-- The records start --

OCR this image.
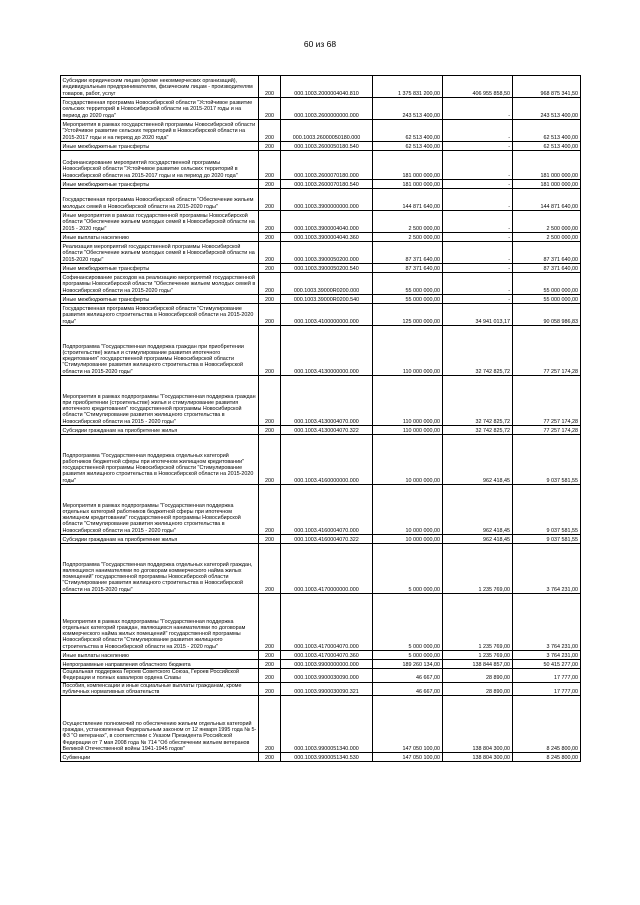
60 из 68
Субсидии юридическим лицам (кроме некоммерческих организаций), индивидуальным предпринимателям, физическим лицам - производителям товаров, работ, услуг	200	000.1003.2000004040.810	1 375 831 200,00	406 955 858,50	968 875 341,50
Государственная программа Новосибирской области "Устойчивое развитие сельских территорий в Новосибирской области на 2015-2017 годы и на период до 2020 года"	200	000.1003.2600000000.000	243 513 400,00	-	243 513 400,00
Мероприятия в рамках государственной программы Новосибирской области "Устойчивое развитие сельских территорий в Новосибирской области на 2015-2017 годы и на период до 2020 года"	200	000.1003.26000050180.000	62 513 400,00	-	62 513 400,00
Иные межбюджетные трансферты	200	000.1003.2600050180.540	62 513 400,00	-	62 513 400,00
Софинансирование мероприятий государственной программы Новосибирской области "Устойчивое развитие сельских территорий в Новосибирской области на 2015-2017 годы и на период до 2020 года"	200	000.1003.2600070180.000	181 000 000,00	-	181 000 000,00
Иные межбюджетные трансферты	200	000.1003.2600070180.540	181 000 000,00	-	181 000 000,00
Государственная программа Новосибирской области "Обеспечение жильем молодых семей в Новосибирской области на 2015-2020 годы"	200	000.1003.3900000000.000	144 871 640,00	-	144 871 640,00
Иные мероприятия в рамках государственной программы Новосибирской области "Обеспечение жильем молодых семей в Новосибирской области на 2015 - 2020 годы"	200	000.1003.3900004040.000	2 500 000,00	-	2 500 000,00
Иные выплаты населению	200	000.1003.3900004040.360	2 500 000,00	-	2 500 000,00
Реализация мероприятий государственной программы Новосибирской области "Обеспечение жильем молодых семей в Новосибирской области на 2015-2020 годы"	200	000.1003.3900050200.000	87 371 640,00	-	87 371 640,00
Иные межбюджетные трансферты	200	000.1003.3900050200.540	87 371 640,00	-	87 371 640,00
Софинансирование расходов на реализацию мероприятий государственной программы Новосибирской области "Обеспечение жильем молодых семей в Новосибирской области на 2015-2020 годы"	200	000.1003.39000R0200.000	55 000 000,00	-	55 000 000,00
Иные межбюджетные трансферты	200	000.1003.39000R0200.540	55 000 000,00	-	55 000 000,00
Государственная программа Новосибирской области "Стимулирование развития жилищного строительства в Новосибирской области на 2015-2020 годы"	200	000.1003.4100000000.000	125 000 000,00	34 941 013,17	90 058 986,83
Подпрограмма "Государственная поддержка граждан при приобретении (строительстве) жилья и стимулирование развития ипотечного кредитования" государственной программы Новосибирской области "Стимулирование развития жилищного строительства в Новосибирской области на 2015-2020 годы"	200	000.1003.4130000000.000	110 000 000,00	32 742 825,72	77 257 174,28
Мероприятия в рамках подпрограммы "Государственная поддержка граждан при приобретении (строительстве) жилья и стимулирование развития ипотечного кредитования" государственной программы Новосибирской области "Стимулирование развития жилищного строительства в Новосибирской области на 2015 - 2020 годы"	200	000.1003.4130004070.000	110 000 000,00	32 742 825,72	77 257 174,28
Субсидии гражданам на приобретение жилья	200	000.1003.4130004070.322	110 000 000,00	32 742 825,72	77 257 174,28
Подпрограмма "Государственная поддержка отдельных категорий работников бюджетной сферы при ипотечном жилищном кредитовании" государственной программы Новосибирской области "Стимулирование развития жилищного строительства в Новосибирской области на 2015-2020 годы"	200	000.1003.4160000000.000	10 000 000,00	962 418,45	9 037 581,55
Мероприятия в рамках подпрограммы "Государственная поддержка отдельных категорий работников бюджетной сферы при ипотечном жилищном кредитовании" государственной программы Новосибирской области "Стимулирование развития жилищного строительства в Новосибирской области на 2015 - 2020 годы"	200	000.1003.4160004070.000	10 000 000,00	962 418,45	9 037 581,55
Субсидии гражданам на приобретение жилья	200	000.1003.4160004070.322	10 000 000,00	962 418,45	9 037 581,55
Подпрограмма "Государственная поддержка отдельных категорий граждан, являющихся нанимателями по договорам коммерческого найма жилых помещений" государственной программы Новосибирской области "Стимулирование развития жилищного строительства в Новосибирской области на 2015-2020 годы"	200	000.1003.4170000000.000	5 000 000,00	1 235 769,00	3 764 231,00
Мероприятия в рамках подпрограммы "Государственная поддержка отдельных категорий граждан, являющихся нанимателями по договорам коммерческого найма жилых помещений" государственной программы Новосибирской области "Стимулирование развития жилищного строительства в Новосибирской области на 2015 - 2020 годы"	200	000.1003.4170004070.000	5 000 000,00	1 235 769,00	3 764 231,00
Иные выплаты населению	200	000.1003.4170004070.360	5 000 000,00	1 235 769,00	3 764 231,00
Непрограммные направления областного бюджета	200	000.1003.9900000000.000	189 260 134,00	138 844 857,00	50 415 277,00
Социальная поддержка Героев Советского Союза, Героев Российской Федерации и полных кавалеров ордена Славы	200	000.1003.9900030090.000	46 667,00	28 890,00	17 777,00
Пособия, компенсации и иные социальные выплаты гражданам, кроме публичных нормативных обязательств	200	000.1003.9900030090.321	46 667,00	28 890,00	17 777,00
Осуществление полномочий по обеспечению жильем отдельных категорий граждан, установленных Федеральным законом от 12 января 1995 года № 5-ФЗ "О ветеранах", в соответствии с Указом Президента Российской Федерации от 7 мая 2008 года № 714 "Об обеспечении жильем ветеранов Великой Отечественной войны 1941-1945 годов"	200	000.1003.9900051340.000	147 050 100,00	138 804 300,00	8 245 800,00
Субвенции	200	000.1003.9900051340.530	147 050 100,00	138 804 300,00	8 245 800,00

-- The records end --

**Do this:** The records above are to be restated exactly, without their pictures.

**Result:**
OCR this image.
60 из 68
Субсидии юридическим лицам (кроме некоммерческих организаций), индивидуальным предпринимателям, физическим лицам - производителям товаров, работ, услуг	200	000.1003.2000004040.810	1 375 831 200,00	406 955 858,50	968 875 341,50
Государственная программа Новосибирской области "Устойчивое развитие сельских территорий в Новосибирской области на 2015-2017 годы и на период до 2020 года"	200	000.1003.2600000000.000	243 513 400,00	-	243 513 400,00
Мероприятия в рамках государственной программы Новосибирской области "Устойчивое развитие сельских территорий в Новосибирской области на 2015-2017 годы и на период до 2020 года"	200	000.1003.26000050180.000	62 513 400,00	-	62 513 400,00
Иные межбюджетные трансферты	200	000.1003.2600050180.540	62 513 400,00	-	62 513 400,00
Софинансирование мероприятий государственной программы Новосибирской области "Устойчивое развитие сельских территорий в Новосибирской области на 2015-2017 годы и на период до 2020 года"	200	000.1003.2600070180.000	181 000 000,00	-	181 000 000,00
Иные межбюджетные трансферты	200	000.1003.2600070180.540	181 000 000,00	-	181 000 000,00
Государственная программа Новосибирской области "Обеспечение жильем молодых семей в Новосибирской области на 2015-2020 годы"	200	000.1003.3900000000.000	144 871 640,00	-	144 871 640,00
Иные мероприятия в рамках государственной программы Новосибирской области "Обеспечение жильем молодых семей в Новосибирской области на 2015 - 2020 годы"	200	000.1003.3900004040.000	2 500 000,00	-	2 500 000,00
Иные выплаты населению	200	000.1003.3900004040.360	2 500 000,00	-	2 500 000,00
Реализация мероприятий государственной программы Новосибирской области "Обеспечение жильем молодых семей в Новосибирской области на 2015-2020 годы"	200	000.1003.3900050200.000	87 371 640,00	-	87 371 640,00
Иные межбюджетные трансферты	200	000.1003.3900050200.540	87 371 640,00	-	87 371 640,00
Софинансирование расходов на реализацию мероприятий государственной программы Новосибирской области "Обеспечение жильем молодых семей в Новосибирской области на 2015-2020 годы"	200	000.1003.39000R0200.000	55 000 000,00	-	55 000 000,00
Иные межбюджетные трансферты	200	000.1003.39000R0200.540	55 000 000,00	-	55 000 000,00
Государственная программа Новосибирской области "Стимулирование развития жилищного строительства в Новосибирской области на 2015-2020 годы"	200	000.1003.4100000000.000	125 000 000,00	34 941 013,17	90 058 986,83
Подпрограмма "Государственная поддержка граждан при приобретении (строительстве) жилья и стимулирование развития ипотечного кредитования" государственной программы Новосибирской области "Стимулирование развития жилищного строительства в Новосибирской области на 2015-2020 годы"	200	000.1003.4130000000.000	110 000 000,00	32 742 825,72	77 257 174,28
Мероприятия в рамках подпрограммы "Государственная поддержка граждан при приобретении (строительстве) жилья и стимулирование развития ипотечного кредитования" государственной программы Новосибирской области "Стимулирование развития жилищного строительства в Новосибирской области на 2015 - 2020 годы"	200	000.1003.4130004070.000	110 000 000,00	32 742 825,72	77 257 174,28
Субсидии гражданам на приобретение жилья	200	000.1003.4130004070.322	110 000 000,00	32 742 825,72	77 257 174,28
Подпрограмма "Государственная поддержка отдельных категорий работников бюджетной сферы при ипотечном жилищном кредитовании" государственной программы Новосибирской области "Стимулирование развития жилищного строительства в Новосибирской области на 2015-2020 годы"	200	000.1003.4160000000.000	10 000 000,00	962 418,45	9 037 581,55
Мероприятия в рамках подпрограммы "Государственная поддержка отдельных категорий работников бюджетной сферы при ипотечном жилищном кредитовании" государственной программы Новосибирской области "Стимулирование развития жилищного строительства в Новосибирской области на 2015 - 2020 годы"	200	000.1003.4160004070.000	10 000 000,00	962 418,45	9 037 581,55
Субсидии гражданам на приобретение жилья	200	000.1003.4160004070.322	10 000 000,00	962 418,45	9 037 581,55
Подпрограмма "Государственная поддержка отдельных категорий граждан, являющихся нанимателями по договорам коммерческого найма жилых помещений" государственной программы Новосибирской области "Стимулирование развития жилищного строительства в Новосибирской области на 2015-2020 годы"	200	000.1003.4170000000.000	5 000 000,00	1 235 769,00	3 764 231,00
Мероприятия в рамках подпрограммы "Государственная поддержка отдельных категорий граждан, являющихся нанимателями по договорам коммерческого найма жилых помещений" государственной программы Новосибирской области "Стимулирование развития жилищного строительства в Новосибирской области на 2015 - 2020 годы"	200	000.1003.4170004070.000	5 000 000,00	1 235 769,00	3 764 231,00
Иные выплаты населению	200	000.1003.4170004070.360	5 000 000,00	1 235 769,00	3 764 231,00
Непрограммные направления областного бюджета	200	000.1003.9900000000.000	189 260 134,00	138 844 857,00	50 415 277,00
Социальная поддержка Героев Советского Союза, Героев Российской Федерации и полных кавалеров ордена Славы	200	000.1003.9900030090.000	46 667,00	28 890,00	17 777,00
Пособия, компенсации и иные социальные выплаты гражданам, кроме публичных нормативных обязательств	200	000.1003.9900030090.321	46 667,00	28 890,00	17 777,00
Осуществление полномочий по обеспечению жильем отдельных категорий граждан, установленных Федеральным законом от 12 января 1995 года № 5-ФЗ "О ветеранах", в соответствии с Указом Президента Российской Федерации от 7 мая 2008 года № 714 "Об обеспечении жильем ветеранов Великой Отечественной войны 1941-1945 годов"	200	000.1003.9900051340.000	147 050 100,00	138 804 300,00	8 245 800,00
Субвенции	200	000.1003.9900051340.530	147 050 100,00	138 804 300,00	8 245 800,00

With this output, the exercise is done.